**Instructions to follow:**
In the listing below, locate the lines that hold "know" and copy them.

**Information given:**

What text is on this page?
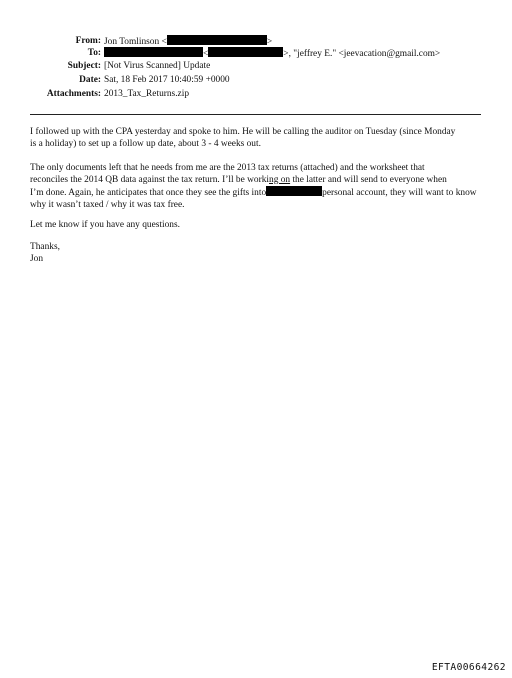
From: Jon Tomlinson <	>
To:	<	>, "jeffrey E." <jeevacation@gmail.com>
Subject: [Not Virus Scanned] Update
Date: Sat, 18 Feb 2017 10:40:59 +0000
Attachments: 2013_Tax_Returns.zip
I followed up with the CPA yesterday and spoke to him. He will be calling the auditor on Tuesday (since Monday
is a holiday) to set up a follow up date, about 3 - 4 weeks out.
The only documents left that he needs from me are the 2013 tax returns (attached) and the worksheet that
reconciles the 2014 QB data against the tax return. I’ll be working on the latter and will send to everyone when
I’m done. Again, he anticipates that once they see the gifts into	personal account, they will want to know
why it wasn’t taxed / why it was tax free.
Let me know if you have any questions.
Thanks,
Jon
EFTA00664262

**Answer below:**
I’m done. Again, he anticipates that once they see the gifts into	personal account, they will want to know
Let me know if you have any questions.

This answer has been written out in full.